→ WRITTEN INSTRUCTION:
For this exercise, copy out each line of the material below that includes "ececec".

→ Stored data entries:

■ ■ ■ ■ ■

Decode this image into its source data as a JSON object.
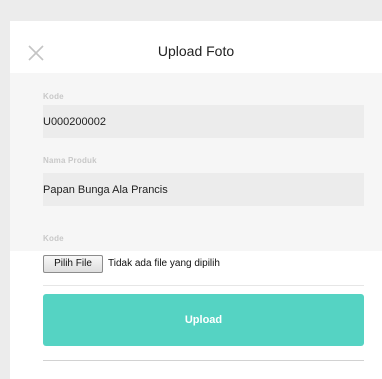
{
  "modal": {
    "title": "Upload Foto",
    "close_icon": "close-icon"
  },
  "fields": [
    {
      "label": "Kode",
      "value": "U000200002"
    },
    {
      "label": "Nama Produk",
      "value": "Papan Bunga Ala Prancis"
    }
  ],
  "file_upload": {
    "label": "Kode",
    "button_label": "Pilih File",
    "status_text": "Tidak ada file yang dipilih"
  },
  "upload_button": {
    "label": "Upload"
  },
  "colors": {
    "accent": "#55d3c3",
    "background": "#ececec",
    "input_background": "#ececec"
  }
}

■ ■ ■ ■ ■

→ EXPECTED OUTPUT:
    "background": "#ececec",
    "input_background": "#ececec"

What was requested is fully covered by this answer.